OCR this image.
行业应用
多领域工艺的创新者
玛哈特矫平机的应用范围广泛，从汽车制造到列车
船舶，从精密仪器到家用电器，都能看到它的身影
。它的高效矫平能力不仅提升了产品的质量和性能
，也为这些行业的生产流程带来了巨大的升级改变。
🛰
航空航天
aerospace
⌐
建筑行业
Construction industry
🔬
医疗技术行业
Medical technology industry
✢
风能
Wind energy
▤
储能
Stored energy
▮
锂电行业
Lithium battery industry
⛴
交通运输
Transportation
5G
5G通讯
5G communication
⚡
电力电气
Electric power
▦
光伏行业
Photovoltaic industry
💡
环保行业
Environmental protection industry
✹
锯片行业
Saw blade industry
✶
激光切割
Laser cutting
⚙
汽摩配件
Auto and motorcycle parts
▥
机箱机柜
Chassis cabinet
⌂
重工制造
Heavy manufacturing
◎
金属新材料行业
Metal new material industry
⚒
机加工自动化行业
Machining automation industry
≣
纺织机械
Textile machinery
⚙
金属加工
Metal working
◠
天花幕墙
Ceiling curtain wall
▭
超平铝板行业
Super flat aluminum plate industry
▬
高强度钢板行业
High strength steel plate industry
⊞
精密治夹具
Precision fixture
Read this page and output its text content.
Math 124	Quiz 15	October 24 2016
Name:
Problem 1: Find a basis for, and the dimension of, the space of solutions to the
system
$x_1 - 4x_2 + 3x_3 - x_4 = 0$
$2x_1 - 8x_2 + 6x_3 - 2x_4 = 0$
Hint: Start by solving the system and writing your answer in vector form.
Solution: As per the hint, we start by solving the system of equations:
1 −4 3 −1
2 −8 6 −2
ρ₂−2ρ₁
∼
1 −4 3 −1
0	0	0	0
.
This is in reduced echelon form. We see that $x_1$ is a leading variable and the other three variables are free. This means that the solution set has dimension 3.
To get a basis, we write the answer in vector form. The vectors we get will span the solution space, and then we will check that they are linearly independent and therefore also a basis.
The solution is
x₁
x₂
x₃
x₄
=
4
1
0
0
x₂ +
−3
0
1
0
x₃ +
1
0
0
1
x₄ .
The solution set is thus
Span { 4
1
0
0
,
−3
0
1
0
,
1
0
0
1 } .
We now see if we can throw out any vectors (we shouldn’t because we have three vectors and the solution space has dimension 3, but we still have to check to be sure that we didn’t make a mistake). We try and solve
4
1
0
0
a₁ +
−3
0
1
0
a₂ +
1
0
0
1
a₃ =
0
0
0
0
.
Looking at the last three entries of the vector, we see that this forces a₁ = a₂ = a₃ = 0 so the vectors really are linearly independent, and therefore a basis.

....

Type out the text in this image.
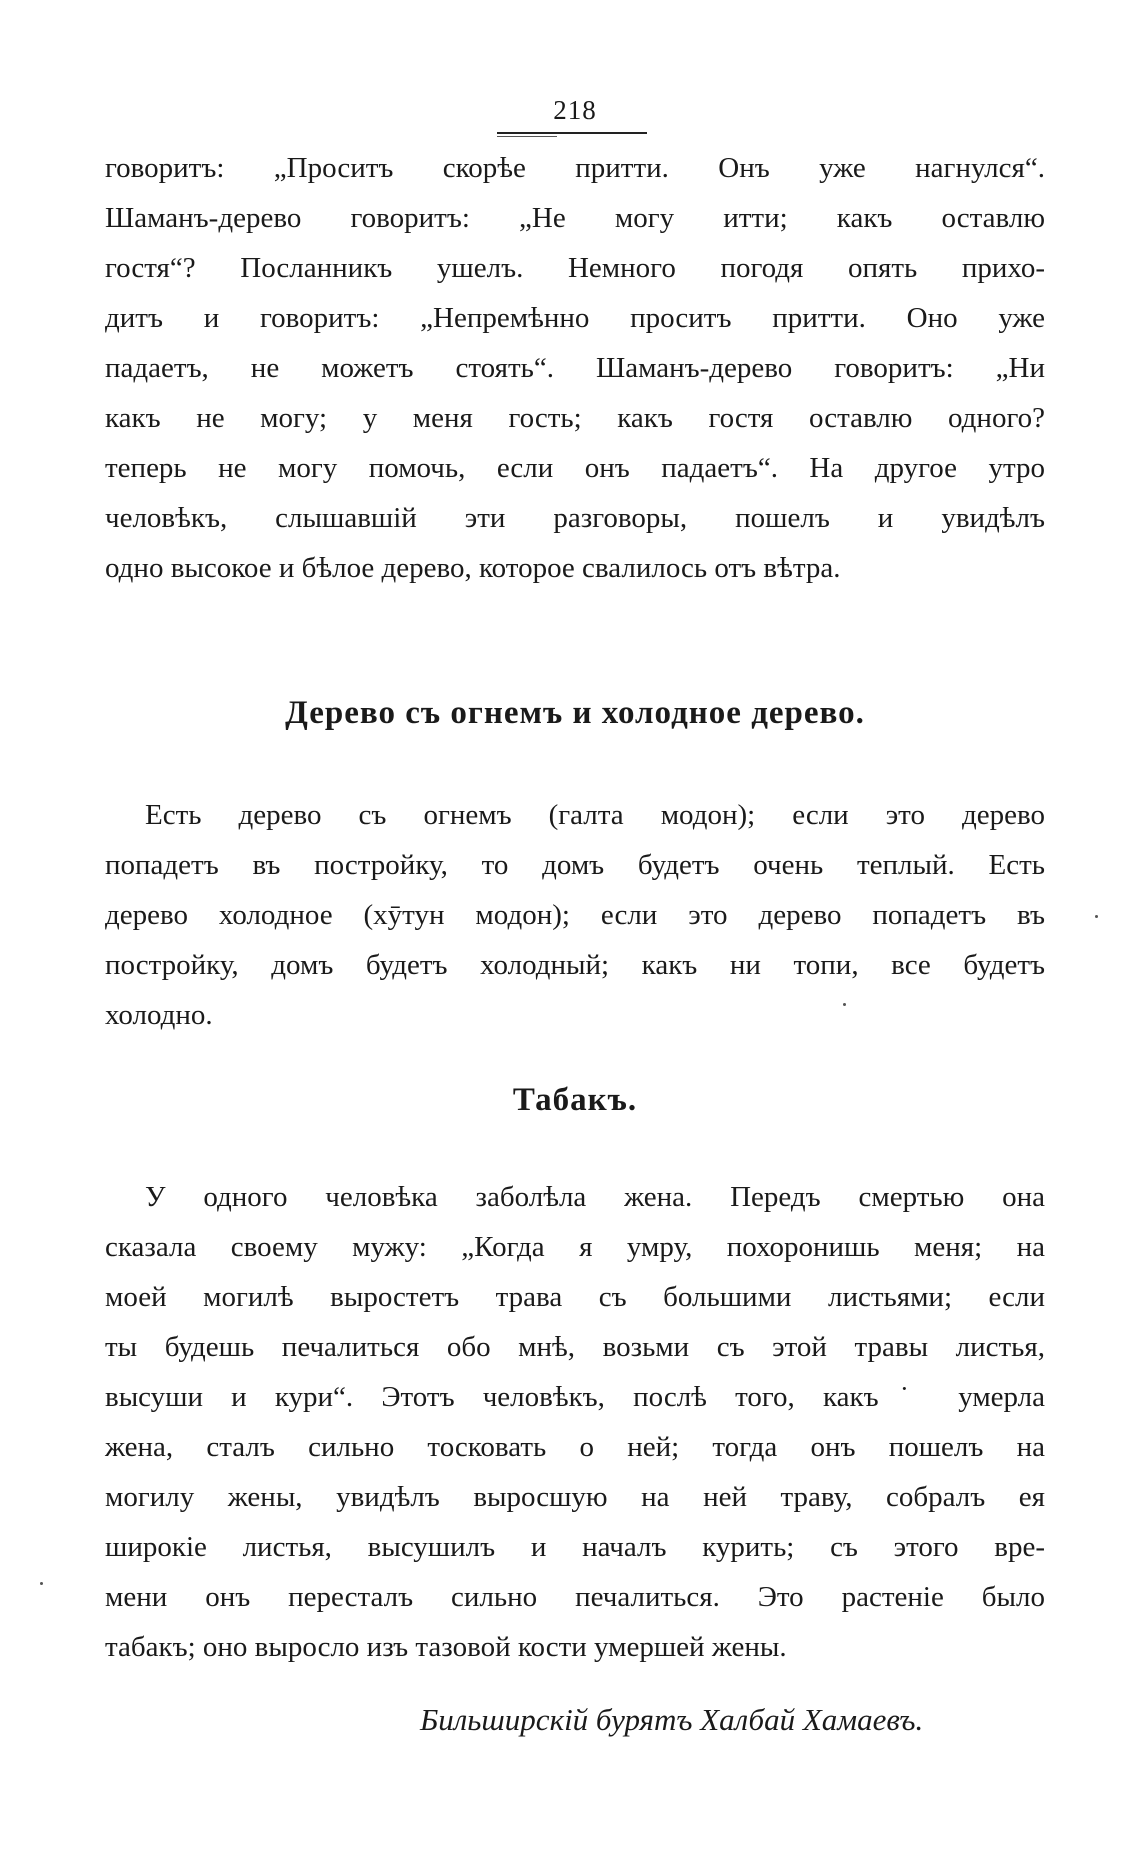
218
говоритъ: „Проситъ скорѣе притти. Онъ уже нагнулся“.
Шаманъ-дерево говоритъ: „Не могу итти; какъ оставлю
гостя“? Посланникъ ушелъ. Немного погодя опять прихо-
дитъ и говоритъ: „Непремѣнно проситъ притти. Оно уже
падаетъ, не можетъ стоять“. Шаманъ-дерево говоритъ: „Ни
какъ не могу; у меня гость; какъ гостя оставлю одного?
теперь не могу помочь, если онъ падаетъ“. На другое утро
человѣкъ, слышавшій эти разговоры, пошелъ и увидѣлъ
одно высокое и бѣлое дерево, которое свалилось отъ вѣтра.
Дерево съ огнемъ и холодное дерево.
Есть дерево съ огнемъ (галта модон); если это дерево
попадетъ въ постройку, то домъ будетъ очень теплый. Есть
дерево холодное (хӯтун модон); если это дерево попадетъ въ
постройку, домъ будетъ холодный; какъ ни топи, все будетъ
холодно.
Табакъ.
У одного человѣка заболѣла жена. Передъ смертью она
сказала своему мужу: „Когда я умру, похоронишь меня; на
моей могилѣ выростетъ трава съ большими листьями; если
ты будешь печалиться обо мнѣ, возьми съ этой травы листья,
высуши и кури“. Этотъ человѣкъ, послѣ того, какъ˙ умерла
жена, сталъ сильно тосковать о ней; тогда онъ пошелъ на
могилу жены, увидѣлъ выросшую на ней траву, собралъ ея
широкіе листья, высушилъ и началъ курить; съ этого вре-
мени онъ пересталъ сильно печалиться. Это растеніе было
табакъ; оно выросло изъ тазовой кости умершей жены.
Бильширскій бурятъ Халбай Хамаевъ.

....

Count how many lines contain "independent" and give only that count.

FINAL RESULT:
2